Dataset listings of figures
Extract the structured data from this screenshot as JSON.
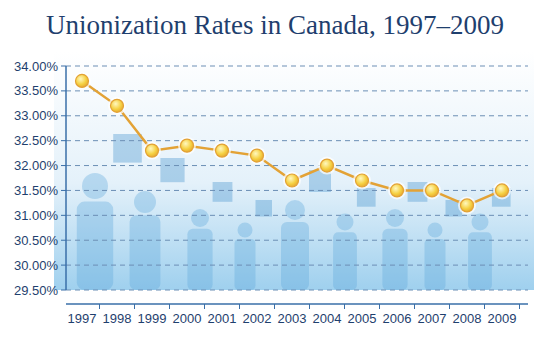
{
  "chart_data": {
    "type": "line",
    "title": "Unionization Rates in Canada, 1997–2009",
    "categories": [
      "1997",
      "1998",
      "1999",
      "2000",
      "2001",
      "2002",
      "2003",
      "2004",
      "2005",
      "2006",
      "2007",
      "2008",
      "2009"
    ],
    "values": [
      33.7,
      33.2,
      32.3,
      32.4,
      32.3,
      32.2,
      31.7,
      32.0,
      31.7,
      31.5,
      31.5,
      31.2,
      31.5
    ],
    "color": "#e3a235",
    "marker": "circle",
    "ylim": [
      29.5,
      34.0
    ],
    "yticks": [
      {
        "value": 29.5,
        "label": "29.50%"
      },
      {
        "value": 30.0,
        "label": "30.00%"
      },
      {
        "value": 30.5,
        "label": "30.50%"
      },
      {
        "value": 31.0,
        "label": "31.00%"
      },
      {
        "value": 31.5,
        "label": "31.50%"
      },
      {
        "value": 32.0,
        "label": "32.00%"
      },
      {
        "value": 32.5,
        "label": "32.50%"
      },
      {
        "value": 33.0,
        "label": "33.00%"
      },
      {
        "value": 33.5,
        "label": "33.50%"
      },
      {
        "value": 34.0,
        "label": "34.00%"
      }
    ],
    "grid": true
  }
}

**Problem to work on:**
Every line should be retyped exactly, with the pictures omitted.

**Exercise answer:**
Extract the structured data from this screenshot as JSON.
{
  "chart_data": {
    "type": "line",
    "title": "Unionization Rates in Canada, 1997–2009",
    "categories": [
      "1997",
      "1998",
      "1999",
      "2000",
      "2001",
      "2002",
      "2003",
      "2004",
      "2005",
      "2006",
      "2007",
      "2008",
      "2009"
    ],
    "values": [
      33.7,
      33.2,
      32.3,
      32.4,
      32.3,
      32.2,
      31.7,
      32.0,
      31.7,
      31.5,
      31.5,
      31.2,
      31.5
    ],
    "color": "#e3a235",
    "marker": "circle",
    "ylim": [
      29.5,
      34.0
    ],
    "yticks": [
      {
        "value": 29.5,
        "label": "29.50%"
      },
      {
        "value": 30.0,
        "label": "30.00%"
      },
      {
        "value": 30.5,
        "label": "30.50%"
      },
      {
        "value": 31.0,
        "label": "31.00%"
      },
      {
        "value": 31.5,
        "label": "31.50%"
      },
      {
        "value": 32.0,
        "label": "32.00%"
      },
      {
        "value": 32.5,
        "label": "32.50%"
      },
      {
        "value": 33.0,
        "label": "33.00%"
      },
      {
        "value": 33.5,
        "label": "33.50%"
      },
      {
        "value": 34.0,
        "label": "34.00%"
      }
    ],
    "grid": true
  }
}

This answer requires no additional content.